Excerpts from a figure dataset
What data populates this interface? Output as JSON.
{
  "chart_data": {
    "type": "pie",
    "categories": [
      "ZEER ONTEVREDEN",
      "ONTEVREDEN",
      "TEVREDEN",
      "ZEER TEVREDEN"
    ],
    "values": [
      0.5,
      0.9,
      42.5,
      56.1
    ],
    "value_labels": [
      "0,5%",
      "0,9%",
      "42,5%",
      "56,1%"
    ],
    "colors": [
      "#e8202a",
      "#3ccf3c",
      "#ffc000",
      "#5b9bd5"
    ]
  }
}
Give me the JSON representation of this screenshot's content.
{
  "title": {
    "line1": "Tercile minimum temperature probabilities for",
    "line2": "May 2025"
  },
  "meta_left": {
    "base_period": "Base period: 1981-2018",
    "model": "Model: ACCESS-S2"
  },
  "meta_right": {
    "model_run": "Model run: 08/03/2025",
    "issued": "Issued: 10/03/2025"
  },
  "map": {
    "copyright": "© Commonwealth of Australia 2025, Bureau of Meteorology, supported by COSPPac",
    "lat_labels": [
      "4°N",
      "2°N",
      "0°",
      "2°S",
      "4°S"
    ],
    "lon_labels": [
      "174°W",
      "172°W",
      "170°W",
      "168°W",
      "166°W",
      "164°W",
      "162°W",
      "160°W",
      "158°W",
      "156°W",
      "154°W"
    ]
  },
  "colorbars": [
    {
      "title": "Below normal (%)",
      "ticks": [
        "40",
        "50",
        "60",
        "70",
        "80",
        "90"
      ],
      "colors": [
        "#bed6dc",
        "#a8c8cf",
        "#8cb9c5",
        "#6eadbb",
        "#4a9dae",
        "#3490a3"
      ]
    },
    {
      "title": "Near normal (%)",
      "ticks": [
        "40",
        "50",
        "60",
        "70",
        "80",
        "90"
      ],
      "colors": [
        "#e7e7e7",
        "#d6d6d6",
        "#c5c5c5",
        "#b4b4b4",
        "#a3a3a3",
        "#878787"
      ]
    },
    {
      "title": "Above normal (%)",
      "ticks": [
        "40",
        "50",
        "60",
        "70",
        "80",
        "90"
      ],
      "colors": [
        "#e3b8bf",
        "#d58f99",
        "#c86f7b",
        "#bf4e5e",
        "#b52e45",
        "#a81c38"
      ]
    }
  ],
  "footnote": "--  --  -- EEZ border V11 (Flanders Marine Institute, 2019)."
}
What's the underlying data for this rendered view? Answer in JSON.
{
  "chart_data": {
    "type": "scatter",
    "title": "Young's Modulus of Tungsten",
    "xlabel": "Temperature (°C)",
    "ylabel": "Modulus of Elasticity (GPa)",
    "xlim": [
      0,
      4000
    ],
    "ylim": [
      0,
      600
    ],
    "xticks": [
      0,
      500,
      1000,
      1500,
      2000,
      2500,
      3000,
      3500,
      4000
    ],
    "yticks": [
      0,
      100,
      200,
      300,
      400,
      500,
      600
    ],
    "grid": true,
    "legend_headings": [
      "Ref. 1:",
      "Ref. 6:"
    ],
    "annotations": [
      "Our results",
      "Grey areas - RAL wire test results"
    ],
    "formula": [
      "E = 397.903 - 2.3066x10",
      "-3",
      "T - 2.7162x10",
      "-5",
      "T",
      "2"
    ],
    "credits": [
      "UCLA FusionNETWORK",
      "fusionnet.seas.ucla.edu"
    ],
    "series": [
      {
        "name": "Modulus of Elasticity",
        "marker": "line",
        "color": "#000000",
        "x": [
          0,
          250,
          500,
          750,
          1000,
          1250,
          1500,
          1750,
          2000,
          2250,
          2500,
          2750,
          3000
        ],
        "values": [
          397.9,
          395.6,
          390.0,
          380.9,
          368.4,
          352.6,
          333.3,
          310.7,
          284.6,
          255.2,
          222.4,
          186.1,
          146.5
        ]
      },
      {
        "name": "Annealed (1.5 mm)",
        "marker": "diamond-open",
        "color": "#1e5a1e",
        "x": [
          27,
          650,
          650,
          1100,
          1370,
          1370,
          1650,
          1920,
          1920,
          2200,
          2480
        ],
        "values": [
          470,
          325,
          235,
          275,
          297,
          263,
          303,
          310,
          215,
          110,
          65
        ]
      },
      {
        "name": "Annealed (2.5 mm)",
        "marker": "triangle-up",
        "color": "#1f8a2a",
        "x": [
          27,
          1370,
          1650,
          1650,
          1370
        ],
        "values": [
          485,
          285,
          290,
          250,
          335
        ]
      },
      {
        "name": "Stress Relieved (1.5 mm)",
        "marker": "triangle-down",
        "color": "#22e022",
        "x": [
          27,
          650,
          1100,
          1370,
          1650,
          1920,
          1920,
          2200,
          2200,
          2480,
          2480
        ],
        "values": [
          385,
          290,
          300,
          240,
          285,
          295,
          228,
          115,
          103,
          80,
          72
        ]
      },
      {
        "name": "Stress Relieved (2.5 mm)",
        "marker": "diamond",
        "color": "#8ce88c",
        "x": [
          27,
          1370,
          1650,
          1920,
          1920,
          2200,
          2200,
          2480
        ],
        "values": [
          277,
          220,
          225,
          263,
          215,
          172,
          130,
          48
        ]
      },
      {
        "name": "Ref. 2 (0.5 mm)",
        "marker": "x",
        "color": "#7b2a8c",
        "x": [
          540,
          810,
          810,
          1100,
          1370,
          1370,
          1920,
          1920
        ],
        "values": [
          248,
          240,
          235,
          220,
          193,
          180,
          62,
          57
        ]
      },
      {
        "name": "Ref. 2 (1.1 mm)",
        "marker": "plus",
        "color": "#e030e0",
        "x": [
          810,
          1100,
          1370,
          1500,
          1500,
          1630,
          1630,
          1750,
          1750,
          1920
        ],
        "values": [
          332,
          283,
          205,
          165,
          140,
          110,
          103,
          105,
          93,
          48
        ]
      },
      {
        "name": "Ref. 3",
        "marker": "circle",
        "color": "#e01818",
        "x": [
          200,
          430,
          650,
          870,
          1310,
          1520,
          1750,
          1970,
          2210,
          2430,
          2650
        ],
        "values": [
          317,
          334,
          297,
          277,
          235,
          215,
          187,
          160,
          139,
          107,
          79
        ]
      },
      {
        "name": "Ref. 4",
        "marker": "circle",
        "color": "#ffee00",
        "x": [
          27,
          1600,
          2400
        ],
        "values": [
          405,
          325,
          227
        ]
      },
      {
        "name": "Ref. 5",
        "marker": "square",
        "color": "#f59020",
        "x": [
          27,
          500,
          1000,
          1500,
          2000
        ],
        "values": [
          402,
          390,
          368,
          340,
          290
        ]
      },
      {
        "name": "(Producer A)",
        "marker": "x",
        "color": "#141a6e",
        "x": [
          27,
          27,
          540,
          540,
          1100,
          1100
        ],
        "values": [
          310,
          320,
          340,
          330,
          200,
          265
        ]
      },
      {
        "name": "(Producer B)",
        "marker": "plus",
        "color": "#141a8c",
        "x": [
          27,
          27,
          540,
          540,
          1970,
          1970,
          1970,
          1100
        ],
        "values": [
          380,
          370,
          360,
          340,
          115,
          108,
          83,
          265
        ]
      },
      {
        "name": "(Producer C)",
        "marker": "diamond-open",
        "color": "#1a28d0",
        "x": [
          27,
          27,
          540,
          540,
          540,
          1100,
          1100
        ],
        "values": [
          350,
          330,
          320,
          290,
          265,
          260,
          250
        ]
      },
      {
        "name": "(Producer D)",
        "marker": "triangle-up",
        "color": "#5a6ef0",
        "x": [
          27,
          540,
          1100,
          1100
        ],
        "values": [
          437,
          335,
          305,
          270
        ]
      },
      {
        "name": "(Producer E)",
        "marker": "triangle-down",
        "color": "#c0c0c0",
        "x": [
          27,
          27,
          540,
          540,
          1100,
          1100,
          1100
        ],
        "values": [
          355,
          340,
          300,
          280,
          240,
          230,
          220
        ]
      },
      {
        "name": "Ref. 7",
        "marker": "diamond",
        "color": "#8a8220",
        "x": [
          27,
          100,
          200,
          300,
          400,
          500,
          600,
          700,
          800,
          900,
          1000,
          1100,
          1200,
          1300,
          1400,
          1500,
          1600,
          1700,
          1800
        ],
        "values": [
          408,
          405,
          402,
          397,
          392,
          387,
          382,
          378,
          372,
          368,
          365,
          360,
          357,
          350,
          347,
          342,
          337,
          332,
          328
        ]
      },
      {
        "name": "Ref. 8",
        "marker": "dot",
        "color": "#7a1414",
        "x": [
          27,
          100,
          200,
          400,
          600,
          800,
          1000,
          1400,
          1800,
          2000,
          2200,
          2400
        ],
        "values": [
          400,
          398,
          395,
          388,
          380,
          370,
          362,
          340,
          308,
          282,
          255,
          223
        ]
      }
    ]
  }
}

### Task directions
Read through the lines above and collect those that contain the string "Annealed".

### Solution to this problem
        "name": "Annealed (1.5 mm)",
        "name": "Annealed (2.5 mm)",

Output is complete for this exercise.